# [Work to be completed]
Scan the material below for the string "nOMB", and copy every line where it shows up.

<<<<

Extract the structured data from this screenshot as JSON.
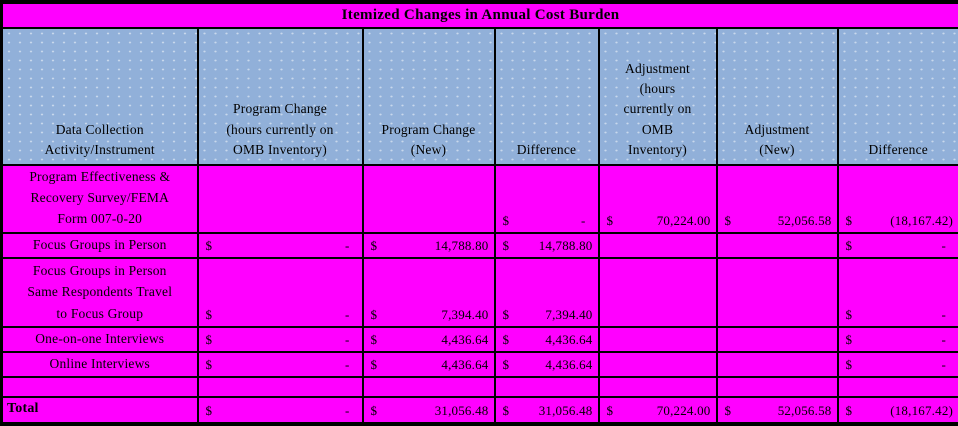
{
  "title": "Itemized Changes in Annual Cost Burden",
  "currency_symbol": "$",
  "colors": {
    "title_background": "#ff00ff",
    "row_background": "#ff00ff",
    "header_background": "#91b0d9",
    "border": "#000000",
    "text": "#000000"
  },
  "columns": [
    {
      "id": "activity",
      "label": "Data Collection\nActivity/Instrument"
    },
    {
      "id": "program-change-current",
      "label": "Program Change\n(hours currently on\nOMB Inventory)"
    },
    {
      "id": "program-change-new",
      "label": "Program Change\n(New)"
    },
    {
      "id": "difference-1",
      "label": "Difference"
    },
    {
      "id": "adjustment-current",
      "label": "Adjustment\n(hours\ncurrently on\nOMB\nInventory)"
    },
    {
      "id": "adjustment-new",
      "label": "Adjustment\n(New)"
    },
    {
      "id": "difference-2",
      "label": "Difference"
    }
  ],
  "rows": [
    {
      "label": "Program Effectiveness &\nRecovery Survey/FEMA\nForm 007-0-20",
      "bold": false,
      "values": [
        "",
        "",
        "-",
        "70,224.00",
        "52,056.58",
        "(18,167.42)"
      ]
    },
    {
      "label": "Focus Groups in Person",
      "bold": false,
      "values": [
        "-",
        "14,788.80",
        "14,788.80",
        "",
        "",
        "-"
      ]
    },
    {
      "label": "Focus Groups in Person\nSame Respondents Travel\nto Focus Group",
      "bold": false,
      "values": [
        "-",
        "7,394.40",
        "7,394.40",
        "",
        "",
        "-"
      ]
    },
    {
      "label": "One-on-one Interviews",
      "bold": false,
      "values": [
        "-",
        "4,436.64",
        "4,436.64",
        "",
        "",
        "-"
      ]
    },
    {
      "label": "Online Interviews",
      "bold": false,
      "values": [
        "-",
        "4,436.64",
        "4,436.64",
        "",
        "",
        "-"
      ]
    },
    {
      "label": "",
      "bold": false,
      "values": [
        "",
        "",
        "",
        "",
        "",
        ""
      ]
    },
    {
      "label": "Total",
      "bold": true,
      "values": [
        "-",
        "31,056.48",
        "31,056.48",
        "70,224.00",
        "52,056.58",
        "(18,167.42)"
      ]
    }
  ]
}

>>>>

# [Final result]
      "label": "Program Change\n(hours currently on\nOMB Inventory)"
      "label": "Adjustment\n(hours\ncurrently on\nOMB\nInventory)"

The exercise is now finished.